Data entries:
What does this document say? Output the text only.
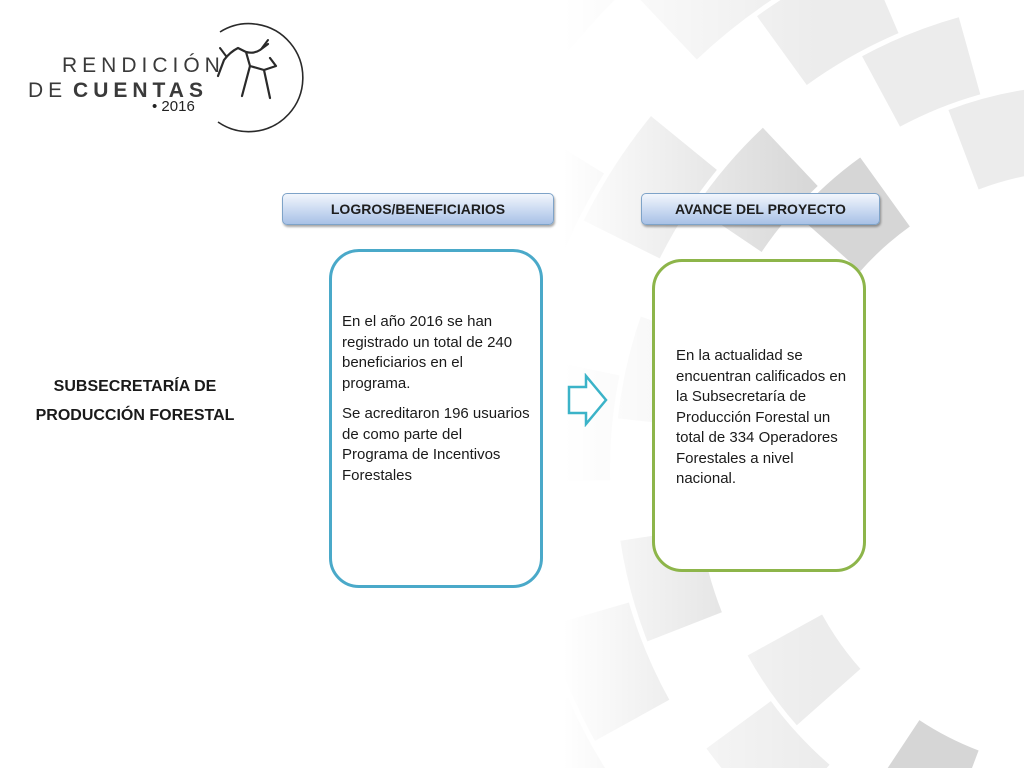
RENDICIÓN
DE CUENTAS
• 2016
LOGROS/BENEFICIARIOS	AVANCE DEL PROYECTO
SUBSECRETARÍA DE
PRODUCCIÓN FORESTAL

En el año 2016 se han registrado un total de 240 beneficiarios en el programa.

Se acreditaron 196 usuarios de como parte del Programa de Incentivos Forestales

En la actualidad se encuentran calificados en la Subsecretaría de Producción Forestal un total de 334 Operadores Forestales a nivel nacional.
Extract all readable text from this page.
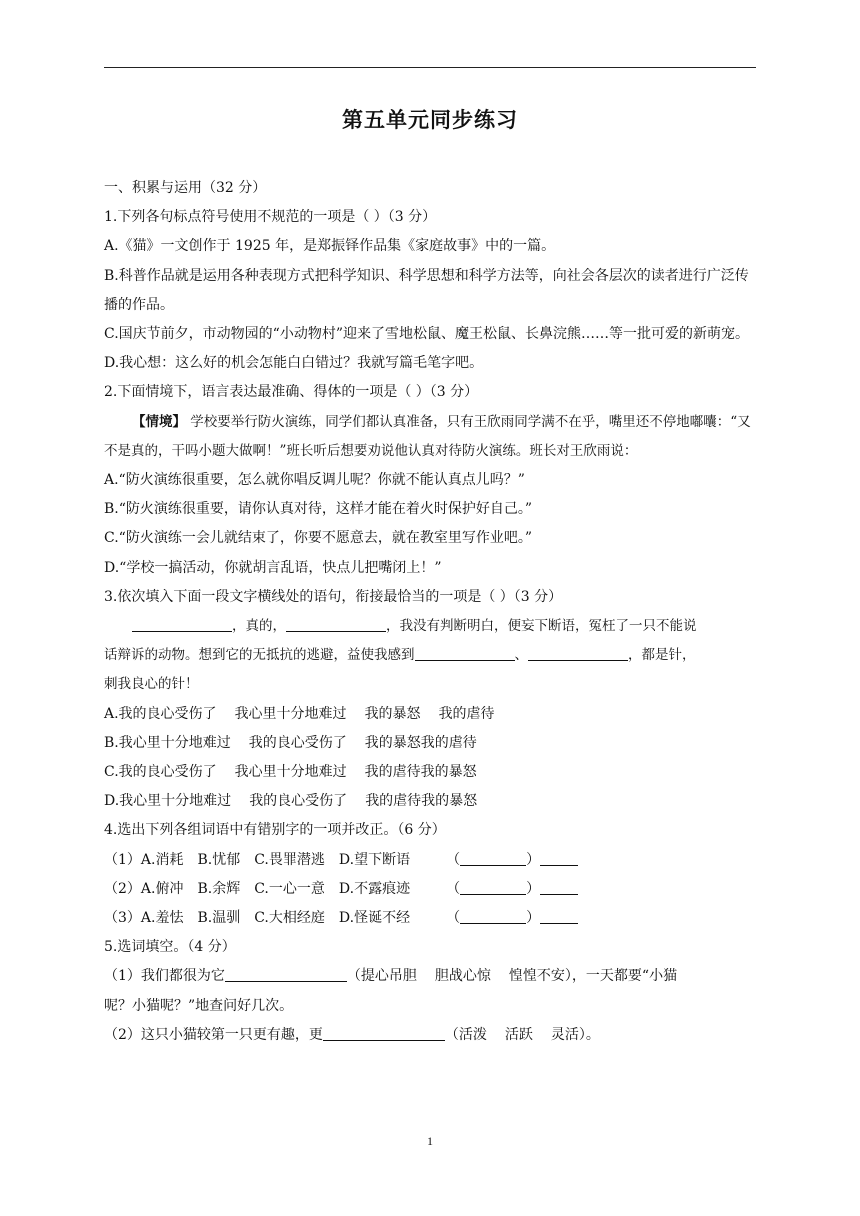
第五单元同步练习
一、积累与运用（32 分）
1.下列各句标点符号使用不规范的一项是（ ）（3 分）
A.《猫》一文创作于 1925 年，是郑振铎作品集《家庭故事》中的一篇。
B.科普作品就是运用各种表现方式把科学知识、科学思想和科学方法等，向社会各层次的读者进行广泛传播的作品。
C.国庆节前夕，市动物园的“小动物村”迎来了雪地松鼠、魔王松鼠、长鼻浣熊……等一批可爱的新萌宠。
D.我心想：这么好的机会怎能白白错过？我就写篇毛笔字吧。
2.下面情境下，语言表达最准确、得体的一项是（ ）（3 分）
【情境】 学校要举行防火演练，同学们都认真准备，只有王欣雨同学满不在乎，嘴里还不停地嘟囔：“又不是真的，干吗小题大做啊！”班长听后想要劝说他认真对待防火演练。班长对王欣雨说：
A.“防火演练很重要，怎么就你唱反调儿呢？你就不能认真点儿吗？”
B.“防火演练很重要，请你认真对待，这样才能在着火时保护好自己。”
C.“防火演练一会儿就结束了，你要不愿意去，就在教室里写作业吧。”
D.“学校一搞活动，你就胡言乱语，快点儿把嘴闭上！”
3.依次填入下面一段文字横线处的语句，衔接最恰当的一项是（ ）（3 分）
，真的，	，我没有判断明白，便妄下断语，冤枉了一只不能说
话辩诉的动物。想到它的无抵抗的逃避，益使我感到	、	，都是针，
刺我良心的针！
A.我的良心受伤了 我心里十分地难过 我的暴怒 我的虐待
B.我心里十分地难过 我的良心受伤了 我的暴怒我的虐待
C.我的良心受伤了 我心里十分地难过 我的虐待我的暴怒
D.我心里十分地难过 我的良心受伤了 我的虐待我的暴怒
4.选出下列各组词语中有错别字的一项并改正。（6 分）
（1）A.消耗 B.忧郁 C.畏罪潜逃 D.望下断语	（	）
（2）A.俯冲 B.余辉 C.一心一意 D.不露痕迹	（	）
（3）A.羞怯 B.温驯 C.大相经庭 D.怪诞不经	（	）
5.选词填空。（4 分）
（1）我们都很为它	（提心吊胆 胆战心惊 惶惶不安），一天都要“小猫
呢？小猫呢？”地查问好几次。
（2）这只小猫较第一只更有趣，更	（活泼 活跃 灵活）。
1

WHAT YOU SHOULD DO => Print the whole listing above once more, word for word, without its pictures.

EXERCISE RESPONSE =>
What does this document say? Output the text only.
RENDICIÓN
DE CUENTAS
• 2016
LOGROS/BENEFICIARIOS	AVANCE DEL PROYECTO
SUBSECRETARÍA DE
PRODUCCIÓN FORESTAL

En el año 2016 se han registrado un total de 240 beneficiarios en el programa.

Se acreditaron 196 usuarios de como parte del Programa de Incentivos Forestales

En la actualidad se encuentran calificados en la Subsecretaría de Producción Forestal un total de 334 Operadores Forestales a nivel nacional.
Extract all readable text from this page.
第五单元同步练习
一、积累与运用（32 分）
1.下列各句标点符号使用不规范的一项是（ ）（3 分）
A.《猫》一文创作于 1925 年，是郑振铎作品集《家庭故事》中的一篇。
B.科普作品就是运用各种表现方式把科学知识、科学思想和科学方法等，向社会各层次的读者进行广泛传播的作品。
C.国庆节前夕，市动物园的“小动物村”迎来了雪地松鼠、魔王松鼠、长鼻浣熊……等一批可爱的新萌宠。
D.我心想：这么好的机会怎能白白错过？我就写篇毛笔字吧。
2.下面情境下，语言表达最准确、得体的一项是（ ）（3 分）
【情境】 学校要举行防火演练，同学们都认真准备，只有王欣雨同学满不在乎，嘴里还不停地嘟囔：“又不是真的，干吗小题大做啊！”班长听后想要劝说他认真对待防火演练。班长对王欣雨说：
A.“防火演练很重要，怎么就你唱反调儿呢？你就不能认真点儿吗？”
B.“防火演练很重要，请你认真对待，这样才能在着火时保护好自己。”
C.“防火演练一会儿就结束了，你要不愿意去，就在教室里写作业吧。”
D.“学校一搞活动，你就胡言乱语，快点儿把嘴闭上！”
3.依次填入下面一段文字横线处的语句，衔接最恰当的一项是（ ）（3 分）
，真的，	，我没有判断明白，便妄下断语，冤枉了一只不能说
话辩诉的动物。想到它的无抵抗的逃避，益使我感到	、	，都是针，
刺我良心的针！
A.我的良心受伤了 我心里十分地难过 我的暴怒 我的虐待
B.我心里十分地难过 我的良心受伤了 我的暴怒我的虐待
C.我的良心受伤了 我心里十分地难过 我的虐待我的暴怒
D.我心里十分地难过 我的良心受伤了 我的虐待我的暴怒
4.选出下列各组词语中有错别字的一项并改正。（6 分）
（1）A.消耗 B.忧郁 C.畏罪潜逃 D.望下断语	（	）
（2）A.俯冲 B.余辉 C.一心一意 D.不露痕迹	（	）
（3）A.羞怯 B.温驯 C.大相经庭 D.怪诞不经	（	）
5.选词填空。（4 分）
（1）我们都很为它	（提心吊胆 胆战心惊 惶惶不安），一天都要“小猫
呢？小猫呢？”地查问好几次。
（2）这只小猫较第一只更有趣，更	（活泼 活跃 灵活）。
1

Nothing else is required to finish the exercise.